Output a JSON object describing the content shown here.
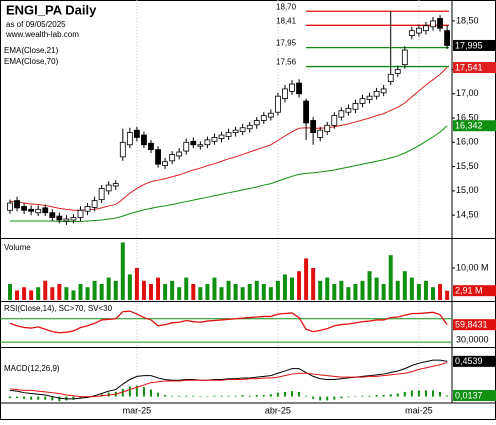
{
  "chart_data": {
    "type": "candlestick",
    "title": "ENGI_PA Daily",
    "subtitle": "as of 09/05/2025",
    "source": "www.wealth-lab.com",
    "open": [
      14.6,
      14.8,
      14.68,
      14.62,
      14.55,
      14.65,
      14.55,
      14.48,
      14.38,
      14.4,
      14.45,
      14.58,
      14.66,
      14.82,
      15.0,
      15.1,
      15.7,
      15.95,
      16.25,
      16.15,
      15.98,
      15.85,
      15.52,
      15.62,
      15.72,
      15.82,
      16.02,
      15.92,
      15.95,
      16.02,
      16.08,
      16.12,
      16.2,
      16.22,
      16.28,
      16.36,
      16.45,
      16.52,
      16.62,
      16.9,
      17.05,
      17.22,
      16.85,
      16.45,
      16.1,
      16.22,
      16.35,
      16.52,
      16.62,
      16.68,
      16.8,
      16.88,
      16.95,
      17.02,
      17.25,
      17.42,
      17.6,
      18.2,
      18.25,
      18.3,
      18.38,
      18.55,
      18.3
    ],
    "high": [
      14.82,
      14.88,
      14.75,
      14.7,
      14.7,
      14.72,
      14.62,
      14.55,
      14.5,
      14.52,
      14.68,
      14.75,
      14.88,
      15.12,
      15.2,
      15.22,
      16.28,
      16.3,
      16.32,
      16.22,
      16.05,
      15.92,
      15.68,
      15.82,
      15.88,
      16.08,
      16.1,
      16.02,
      16.12,
      16.18,
      16.22,
      16.28,
      16.32,
      16.38,
      16.42,
      16.52,
      16.62,
      16.68,
      17.02,
      17.18,
      17.28,
      17.3,
      16.9,
      16.52,
      16.32,
      16.42,
      16.62,
      16.72,
      16.78,
      16.88,
      16.98,
      17.02,
      17.12,
      17.18,
      18.7,
      17.58,
      17.98,
      18.38,
      18.42,
      18.48,
      18.58,
      18.62,
      18.41
    ],
    "low": [
      14.53,
      14.58,
      14.52,
      14.5,
      14.48,
      14.48,
      14.38,
      14.33,
      14.3,
      14.33,
      14.38,
      14.5,
      14.58,
      14.75,
      14.92,
      15.02,
      15.62,
      15.88,
      16.02,
      15.88,
      15.78,
      15.48,
      15.45,
      15.55,
      15.65,
      15.75,
      15.88,
      15.85,
      15.88,
      15.95,
      16.0,
      16.05,
      16.12,
      16.15,
      16.2,
      16.28,
      16.38,
      16.45,
      16.55,
      16.82,
      16.98,
      16.92,
      16.05,
      15.95,
      16.02,
      16.15,
      16.28,
      16.45,
      16.55,
      16.6,
      16.72,
      16.8,
      16.88,
      16.95,
      17.18,
      17.35,
      17.52,
      18.12,
      18.18,
      18.22,
      18.3,
      18.28,
      17.92
    ],
    "close": [
      14.75,
      14.65,
      14.6,
      14.58,
      14.62,
      14.55,
      14.45,
      14.4,
      14.42,
      14.45,
      14.6,
      14.68,
      14.8,
      15.05,
      15.12,
      15.15,
      16.0,
      16.2,
      16.1,
      15.95,
      15.85,
      15.55,
      15.6,
      15.75,
      15.8,
      16.0,
      15.95,
      15.95,
      16.05,
      16.1,
      16.15,
      16.2,
      16.25,
      16.3,
      16.35,
      16.45,
      16.55,
      16.6,
      16.95,
      17.1,
      17.2,
      17.0,
      16.4,
      16.2,
      16.25,
      16.35,
      16.55,
      16.65,
      16.7,
      16.8,
      16.9,
      16.95,
      17.05,
      17.1,
      17.4,
      17.5,
      17.9,
      18.3,
      18.35,
      18.4,
      18.5,
      18.35,
      17.995
    ],
    "last_label": "17,995",
    "ylim": [
      14.05,
      18.89
    ],
    "yticks": [
      {
        "value": 18.5,
        "label": "18,50"
      },
      {
        "value": 17.5,
        "label": "17,50"
      },
      {
        "value": 17,
        "label": "17,00"
      },
      {
        "value": 16.5,
        "label": "16,50"
      },
      {
        "value": 16,
        "label": "16,00"
      },
      {
        "value": 15.5,
        "label": "15,50"
      },
      {
        "value": 15,
        "label": "15,00"
      },
      {
        "value": 14.5,
        "label": "14,50"
      }
    ],
    "xticks": [
      {
        "value": 18,
        "label": "mar-25"
      },
      {
        "value": 38,
        "label": "abr-25"
      },
      {
        "value": 58,
        "label": "mai-25"
      }
    ],
    "levels": [
      {
        "value": 18.7,
        "label": "18,70",
        "color": "#e01010"
      },
      {
        "value": 18.41,
        "label": "18,41",
        "color": "#e01010"
      },
      {
        "value": 17.95,
        "label": "17,95",
        "color": "#108a10"
      },
      {
        "value": 17.56,
        "label": "17,56",
        "color": "#108a10"
      }
    ],
    "overlays": [
      {
        "name": "EMA(Close,21)",
        "color": "#e02020",
        "last_label": "17,541",
        "values": [
          14.78,
          14.77,
          14.75,
          14.73,
          14.72,
          14.7,
          14.67,
          14.64,
          14.62,
          14.6,
          14.6,
          14.61,
          14.62,
          14.65,
          14.69,
          14.72,
          14.83,
          14.95,
          15.05,
          15.13,
          15.19,
          15.22,
          15.25,
          15.29,
          15.33,
          15.38,
          15.43,
          15.47,
          15.52,
          15.56,
          15.61,
          15.66,
          15.7,
          15.75,
          15.8,
          15.85,
          15.9,
          15.95,
          16.04,
          16.13,
          16.22,
          16.29,
          16.3,
          16.29,
          16.29,
          16.3,
          16.32,
          16.35,
          16.38,
          16.42,
          16.46,
          16.5,
          16.55,
          16.59,
          16.66,
          16.72,
          16.81,
          16.94,
          17.06,
          17.18,
          17.29,
          17.4,
          17.541
        ]
      },
      {
        "name": "EMA(Close,70)",
        "color": "#109010",
        "last_label": "16,342",
        "values": [
          14.38,
          14.38,
          14.38,
          14.38,
          14.38,
          14.38,
          14.38,
          14.37,
          14.37,
          14.37,
          14.37,
          14.38,
          14.39,
          14.4,
          14.42,
          14.44,
          14.48,
          14.53,
          14.57,
          14.61,
          14.64,
          14.67,
          14.69,
          14.72,
          14.75,
          14.78,
          14.81,
          14.84,
          14.87,
          14.9,
          14.93,
          14.96,
          14.99,
          15.02,
          15.05,
          15.08,
          15.12,
          15.15,
          15.2,
          15.25,
          15.3,
          15.34,
          15.36,
          15.37,
          15.39,
          15.41,
          15.43,
          15.46,
          15.49,
          15.52,
          15.55,
          15.58,
          15.61,
          15.64,
          15.68,
          15.72,
          15.78,
          15.85,
          15.93,
          16.02,
          16.11,
          16.21,
          16.342
        ]
      }
    ],
    "volume": {
      "title": "Volume",
      "ylim": [
        0,
        18.75
      ],
      "yticks": [
        {
          "value": 10,
          "label": "10,00 M"
        }
      ],
      "last_label": "2,91 M",
      "values": [
        5,
        3,
        4,
        3,
        4,
        6,
        4,
        5,
        4,
        3,
        5,
        4,
        6,
        5,
        7,
        6,
        18,
        8,
        10,
        6,
        5,
        7,
        5,
        6,
        4,
        7,
        5,
        4,
        5,
        7,
        4,
        6,
        5,
        4,
        5,
        6,
        5,
        4,
        6,
        8,
        7,
        9,
        13,
        10,
        6,
        7,
        5,
        6,
        4,
        5,
        6,
        9,
        7,
        5,
        14,
        6,
        9,
        7,
        5,
        6,
        4,
        5,
        2.91
      ]
    },
    "rsi": {
      "title": "RSI(Close,14), SC>70, SV<30",
      "color": "#e01010",
      "ylim": [
        25,
        97
      ],
      "levels": [
        70,
        30
      ],
      "yticks": [
        {
          "value": 30,
          "label": "30,0000"
        }
      ],
      "last_label": "59,8431",
      "values": [
        62,
        58,
        55,
        54,
        56,
        52,
        48,
        46,
        47,
        49,
        55,
        58,
        62,
        68,
        69,
        70,
        82,
        83,
        78,
        72,
        68,
        58,
        60,
        63,
        64,
        67,
        65,
        64,
        66,
        67,
        68,
        69,
        70,
        71,
        72,
        73,
        74,
        74,
        78,
        79,
        80,
        72,
        52,
        48,
        50,
        53,
        58,
        60,
        61,
        63,
        65,
        66,
        68,
        68,
        72,
        73,
        76,
        79,
        79,
        80,
        81,
        77,
        59.8431
      ]
    },
    "macd": {
      "title": "MACD(12,26,9)",
      "ylim": [
        -0.07,
        0.6
      ],
      "series": [
        {
          "name": "MACD",
          "color": "#000000",
          "last_label": "0,4539",
          "values": [
            0.08,
            0.07,
            0.05,
            0.04,
            0.03,
            0.02,
            0.0,
            -0.02,
            -0.03,
            -0.03,
            -0.02,
            -0.01,
            0.01,
            0.04,
            0.07,
            0.09,
            0.16,
            0.22,
            0.26,
            0.27,
            0.27,
            0.24,
            0.22,
            0.21,
            0.21,
            0.22,
            0.22,
            0.21,
            0.21,
            0.22,
            0.22,
            0.23,
            0.23,
            0.24,
            0.24,
            0.25,
            0.26,
            0.27,
            0.3,
            0.33,
            0.36,
            0.36,
            0.31,
            0.26,
            0.23,
            0.22,
            0.22,
            0.23,
            0.24,
            0.25,
            0.26,
            0.27,
            0.28,
            0.29,
            0.31,
            0.33,
            0.36,
            0.4,
            0.43,
            0.45,
            0.47,
            0.47,
            0.4539
          ]
        },
        {
          "name": "Signal",
          "color": "#e01010",
          "values": [
            0.1,
            0.09,
            0.08,
            0.08,
            0.07,
            0.06,
            0.05,
            0.04,
            0.02,
            0.01,
            0.0,
            0.0,
            0.0,
            0.01,
            0.02,
            0.03,
            0.06,
            0.09,
            0.12,
            0.15,
            0.18,
            0.19,
            0.2,
            0.2,
            0.2,
            0.21,
            0.21,
            0.21,
            0.21,
            0.21,
            0.21,
            0.22,
            0.22,
            0.22,
            0.23,
            0.23,
            0.24,
            0.24,
            0.25,
            0.27,
            0.29,
            0.3,
            0.3,
            0.29,
            0.28,
            0.27,
            0.26,
            0.25,
            0.25,
            0.25,
            0.25,
            0.26,
            0.26,
            0.27,
            0.28,
            0.29,
            0.3,
            0.32,
            0.35,
            0.37,
            0.39,
            0.41,
            0.44
          ]
        }
      ],
      "histogram": {
        "color": "#109010",
        "last_label": "0,0137",
        "values": [
          -0.02,
          -0.02,
          -0.03,
          -0.04,
          -0.04,
          -0.04,
          -0.05,
          -0.06,
          -0.05,
          -0.04,
          -0.02,
          -0.01,
          0.01,
          0.03,
          0.05,
          0.06,
          0.1,
          0.13,
          0.14,
          0.12,
          0.09,
          0.05,
          0.02,
          0.01,
          0.01,
          0.01,
          0.01,
          0.0,
          0.0,
          0.01,
          0.01,
          0.01,
          0.01,
          0.02,
          0.01,
          0.02,
          0.02,
          0.03,
          0.05,
          0.06,
          0.07,
          0.06,
          0.01,
          -0.03,
          -0.05,
          -0.05,
          -0.04,
          -0.02,
          -0.01,
          0.0,
          0.01,
          0.01,
          0.02,
          0.02,
          0.03,
          0.04,
          0.06,
          0.08,
          0.08,
          0.08,
          0.08,
          0.06,
          0.0137
        ]
      }
    }
  }
}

━━━━━━━━

Problem requirements: Each line in the listing above that contains "name" should be copied.

Final answer:
        "name": "EMA(Close,21)",
        "name": "EMA(Close,70)",
          "name": "MACD",
          "name": "Signal",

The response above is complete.